- Job -
Below is a block of records; return all of them exactly, but without the images.

- Records -
— start —

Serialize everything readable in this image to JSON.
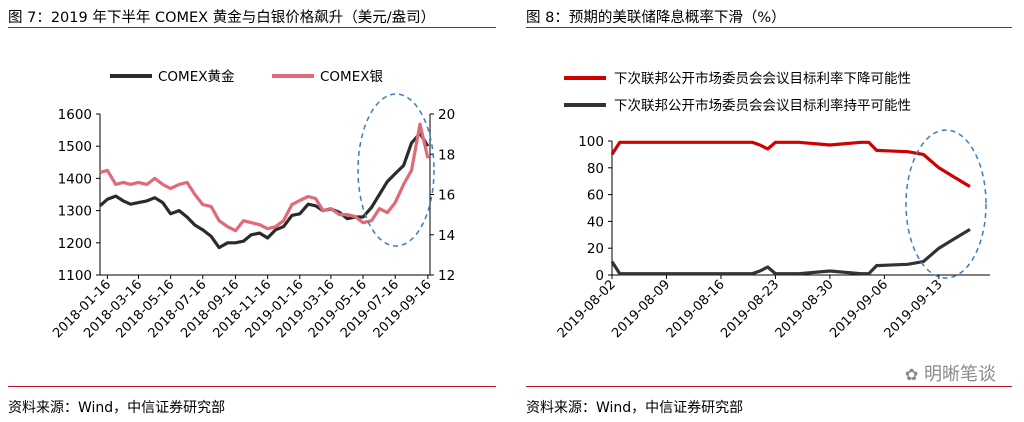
{
  "left": {
    "title": "图 7：2019 年下半年 COMEX 黄金与白银价格飙升（美元/盎司）",
    "source": "资料来源：Wind，中信证券研究部"
  },
  "right": {
    "title": "图 8：预期的美联储降息概率下滑（%）",
    "source": "资料来源：Wind，中信证券研究部"
  },
  "watermark": "明晰笔谈",
  "chart_data": [
    {
      "type": "line",
      "title": "",
      "x_ticks": [
        "2018-01-16",
        "2018-03-16",
        "2018-05-16",
        "2018-07-16",
        "2018-09-16",
        "2018-11-16",
        "2019-01-16",
        "2019-03-16",
        "2019-05-16",
        "2019-07-16",
        "2019-09-16"
      ],
      "ylim_left": [
        1100,
        1600
      ],
      "y_ticks_left": [
        1100,
        1200,
        1300,
        1400,
        1500,
        1600
      ],
      "ylim_right": [
        12,
        20
      ],
      "y_ticks_right": [
        12,
        14,
        16,
        18,
        20
      ],
      "grid": false,
      "legend_position": "top",
      "series": [
        {
          "name": "COMEX黄金",
          "axis": "left",
          "color": "#2b2b2b",
          "x": [
            "2018-01-02",
            "2018-01-16",
            "2018-02-01",
            "2018-02-15",
            "2018-03-01",
            "2018-03-16",
            "2018-04-01",
            "2018-04-16",
            "2018-05-01",
            "2018-05-16",
            "2018-06-01",
            "2018-06-16",
            "2018-07-01",
            "2018-07-16",
            "2018-08-01",
            "2018-08-16",
            "2018-09-01",
            "2018-09-16",
            "2018-10-01",
            "2018-10-16",
            "2018-11-01",
            "2018-11-16",
            "2018-12-01",
            "2018-12-16",
            "2019-01-01",
            "2019-01-16",
            "2019-02-01",
            "2019-02-15",
            "2019-03-01",
            "2019-03-16",
            "2019-04-01",
            "2019-04-16",
            "2019-05-01",
            "2019-05-16",
            "2019-06-01",
            "2019-06-16",
            "2019-07-01",
            "2019-07-16",
            "2019-08-01",
            "2019-08-16",
            "2019-09-01",
            "2019-09-16"
          ],
          "values": [
            1315,
            1335,
            1345,
            1330,
            1320,
            1325,
            1330,
            1340,
            1325,
            1290,
            1300,
            1280,
            1255,
            1240,
            1220,
            1185,
            1200,
            1200,
            1205,
            1225,
            1230,
            1215,
            1240,
            1250,
            1285,
            1290,
            1320,
            1315,
            1300,
            1305,
            1295,
            1275,
            1280,
            1280,
            1310,
            1350,
            1390,
            1415,
            1440,
            1510,
            1540,
            1500
          ]
        },
        {
          "name": "COMEX银",
          "axis": "right",
          "color": "#e06a78",
          "x": [
            "2018-01-02",
            "2018-01-16",
            "2018-02-01",
            "2018-02-15",
            "2018-03-01",
            "2018-03-16",
            "2018-04-01",
            "2018-04-16",
            "2018-05-01",
            "2018-05-16",
            "2018-06-01",
            "2018-06-16",
            "2018-07-01",
            "2018-07-16",
            "2018-08-01",
            "2018-08-16",
            "2018-09-01",
            "2018-09-16",
            "2018-10-01",
            "2018-10-16",
            "2018-11-01",
            "2018-11-16",
            "2018-12-01",
            "2018-12-16",
            "2019-01-01",
            "2019-01-16",
            "2019-02-01",
            "2019-02-15",
            "2019-03-01",
            "2019-03-16",
            "2019-04-01",
            "2019-04-16",
            "2019-05-01",
            "2019-05-16",
            "2019-06-01",
            "2019-06-16",
            "2019-07-01",
            "2019-07-16",
            "2019-08-01",
            "2019-08-16",
            "2019-09-01",
            "2019-09-16"
          ],
          "values": [
            17.1,
            17.2,
            16.5,
            16.6,
            16.5,
            16.6,
            16.5,
            16.8,
            16.5,
            16.3,
            16.5,
            16.6,
            16.0,
            15.5,
            15.4,
            14.7,
            14.4,
            14.2,
            14.7,
            14.6,
            14.5,
            14.3,
            14.4,
            14.7,
            15.5,
            15.7,
            15.9,
            15.8,
            15.2,
            15.3,
            15.0,
            15.0,
            14.9,
            14.6,
            14.7,
            15.3,
            15.1,
            15.6,
            16.5,
            17.2,
            19.5,
            17.8
          ]
        }
      ]
    },
    {
      "type": "line",
      "title": "",
      "x_ticks": [
        "2019-08-02",
        "2019-08-09",
        "2019-08-16",
        "2019-08-23",
        "2019-08-30",
        "2019-09-06",
        "2019-09-13"
      ],
      "x_range": [
        "2019-08-02",
        "2019-09-17"
      ],
      "ylim": [
        0,
        100
      ],
      "y_ticks": [
        0,
        20,
        40,
        60,
        80,
        100
      ],
      "grid": false,
      "legend_position": "top",
      "series": [
        {
          "name": "下次联邦公开市场委员会会议目标利率下降可能性",
          "color": "#d00000",
          "x": [
            "2019-08-02",
            "2019-08-03",
            "2019-08-10",
            "2019-08-17",
            "2019-08-20",
            "2019-08-21",
            "2019-08-22",
            "2019-08-23",
            "2019-08-26",
            "2019-08-30",
            "2019-09-03",
            "2019-09-04",
            "2019-09-05",
            "2019-09-09",
            "2019-09-11",
            "2019-09-13",
            "2019-09-15",
            "2019-09-17"
          ],
          "values": [
            90,
            99,
            99,
            99,
            99,
            97,
            94,
            99,
            99,
            97,
            99,
            99,
            93,
            92,
            90,
            80,
            73,
            66
          ]
        },
        {
          "name": "下次联邦公开市场委员会会议目标利率持平可能性",
          "color": "#333333",
          "x": [
            "2019-08-02",
            "2019-08-03",
            "2019-08-10",
            "2019-08-17",
            "2019-08-20",
            "2019-08-21",
            "2019-08-22",
            "2019-08-23",
            "2019-08-26",
            "2019-08-30",
            "2019-09-03",
            "2019-09-04",
            "2019-09-05",
            "2019-09-09",
            "2019-09-11",
            "2019-09-13",
            "2019-09-15",
            "2019-09-17"
          ],
          "values": [
            10,
            1,
            1,
            1,
            1,
            3,
            6,
            1,
            1,
            3,
            1,
            1,
            7,
            8,
            10,
            20,
            27,
            34
          ]
        }
      ]
    }
  ]
}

— end —

- In response -
Serialize everything readable in this image to JSON.
{
  "left": {
    "title": "图 7：2019 年下半年 COMEX 黄金与白银价格飙升（美元/盎司）",
    "source": "资料来源：Wind，中信证券研究部"
  },
  "right": {
    "title": "图 8：预期的美联储降息概率下滑（%）",
    "source": "资料来源：Wind，中信证券研究部"
  },
  "watermark": "明晰笔谈",
  "chart_data": [
    {
      "type": "line",
      "title": "",
      "x_ticks": [
        "2018-01-16",
        "2018-03-16",
        "2018-05-16",
        "2018-07-16",
        "2018-09-16",
        "2018-11-16",
        "2019-01-16",
        "2019-03-16",
        "2019-05-16",
        "2019-07-16",
        "2019-09-16"
      ],
      "ylim_left": [
        1100,
        1600
      ],
      "y_ticks_left": [
        1100,
        1200,
        1300,
        1400,
        1500,
        1600
      ],
      "ylim_right": [
        12,
        20
      ],
      "y_ticks_right": [
        12,
        14,
        16,
        18,
        20
      ],
      "grid": false,
      "legend_position": "top",
      "series": [
        {
          "name": "COMEX黄金",
          "axis": "left",
          "color": "#2b2b2b",
          "x": [
            "2018-01-02",
            "2018-01-16",
            "2018-02-01",
            "2018-02-15",
            "2018-03-01",
            "2018-03-16",
            "2018-04-01",
            "2018-04-16",
            "2018-05-01",
            "2018-05-16",
            "2018-06-01",
            "2018-06-16",
            "2018-07-01",
            "2018-07-16",
            "2018-08-01",
            "2018-08-16",
            "2018-09-01",
            "2018-09-16",
            "2018-10-01",
            "2018-10-16",
            "2018-11-01",
            "2018-11-16",
            "2018-12-01",
            "2018-12-16",
            "2019-01-01",
            "2019-01-16",
            "2019-02-01",
            "2019-02-15",
            "2019-03-01",
            "2019-03-16",
            "2019-04-01",
            "2019-04-16",
            "2019-05-01",
            "2019-05-16",
            "2019-06-01",
            "2019-06-16",
            "2019-07-01",
            "2019-07-16",
            "2019-08-01",
            "2019-08-16",
            "2019-09-01",
            "2019-09-16"
          ],
          "values": [
            1315,
            1335,
            1345,
            1330,
            1320,
            1325,
            1330,
            1340,
            1325,
            1290,
            1300,
            1280,
            1255,
            1240,
            1220,
            1185,
            1200,
            1200,
            1205,
            1225,
            1230,
            1215,
            1240,
            1250,
            1285,
            1290,
            1320,
            1315,
            1300,
            1305,
            1295,
            1275,
            1280,
            1280,
            1310,
            1350,
            1390,
            1415,
            1440,
            1510,
            1540,
            1500
          ]
        },
        {
          "name": "COMEX银",
          "axis": "right",
          "color": "#e06a78",
          "x": [
            "2018-01-02",
            "2018-01-16",
            "2018-02-01",
            "2018-02-15",
            "2018-03-01",
            "2018-03-16",
            "2018-04-01",
            "2018-04-16",
            "2018-05-01",
            "2018-05-16",
            "2018-06-01",
            "2018-06-16",
            "2018-07-01",
            "2018-07-16",
            "2018-08-01",
            "2018-08-16",
            "2018-09-01",
            "2018-09-16",
            "2018-10-01",
            "2018-10-16",
            "2018-11-01",
            "2018-11-16",
            "2018-12-01",
            "2018-12-16",
            "2019-01-01",
            "2019-01-16",
            "2019-02-01",
            "2019-02-15",
            "2019-03-01",
            "2019-03-16",
            "2019-04-01",
            "2019-04-16",
            "2019-05-01",
            "2019-05-16",
            "2019-06-01",
            "2019-06-16",
            "2019-07-01",
            "2019-07-16",
            "2019-08-01",
            "2019-08-16",
            "2019-09-01",
            "2019-09-16"
          ],
          "values": [
            17.1,
            17.2,
            16.5,
            16.6,
            16.5,
            16.6,
            16.5,
            16.8,
            16.5,
            16.3,
            16.5,
            16.6,
            16.0,
            15.5,
            15.4,
            14.7,
            14.4,
            14.2,
            14.7,
            14.6,
            14.5,
            14.3,
            14.4,
            14.7,
            15.5,
            15.7,
            15.9,
            15.8,
            15.2,
            15.3,
            15.0,
            15.0,
            14.9,
            14.6,
            14.7,
            15.3,
            15.1,
            15.6,
            16.5,
            17.2,
            19.5,
            17.8
          ]
        }
      ]
    },
    {
      "type": "line",
      "title": "",
      "x_ticks": [
        "2019-08-02",
        "2019-08-09",
        "2019-08-16",
        "2019-08-23",
        "2019-08-30",
        "2019-09-06",
        "2019-09-13"
      ],
      "x_range": [
        "2019-08-02",
        "2019-09-17"
      ],
      "ylim": [
        0,
        100
      ],
      "y_ticks": [
        0,
        20,
        40,
        60,
        80,
        100
      ],
      "grid": false,
      "legend_position": "top",
      "series": [
        {
          "name": "下次联邦公开市场委员会会议目标利率下降可能性",
          "color": "#d00000",
          "x": [
            "2019-08-02",
            "2019-08-03",
            "2019-08-10",
            "2019-08-17",
            "2019-08-20",
            "2019-08-21",
            "2019-08-22",
            "2019-08-23",
            "2019-08-26",
            "2019-08-30",
            "2019-09-03",
            "2019-09-04",
            "2019-09-05",
            "2019-09-09",
            "2019-09-11",
            "2019-09-13",
            "2019-09-15",
            "2019-09-17"
          ],
          "values": [
            90,
            99,
            99,
            99,
            99,
            97,
            94,
            99,
            99,
            97,
            99,
            99,
            93,
            92,
            90,
            80,
            73,
            66
          ]
        },
        {
          "name": "下次联邦公开市场委员会会议目标利率持平可能性",
          "color": "#333333",
          "x": [
            "2019-08-02",
            "2019-08-03",
            "2019-08-10",
            "2019-08-17",
            "2019-08-20",
            "2019-08-21",
            "2019-08-22",
            "2019-08-23",
            "2019-08-26",
            "2019-08-30",
            "2019-09-03",
            "2019-09-04",
            "2019-09-05",
            "2019-09-09",
            "2019-09-11",
            "2019-09-13",
            "2019-09-15",
            "2019-09-17"
          ],
          "values": [
            10,
            1,
            1,
            1,
            1,
            3,
            6,
            1,
            1,
            3,
            1,
            1,
            7,
            8,
            10,
            20,
            27,
            34
          ]
        }
      ]
    }
  ]
}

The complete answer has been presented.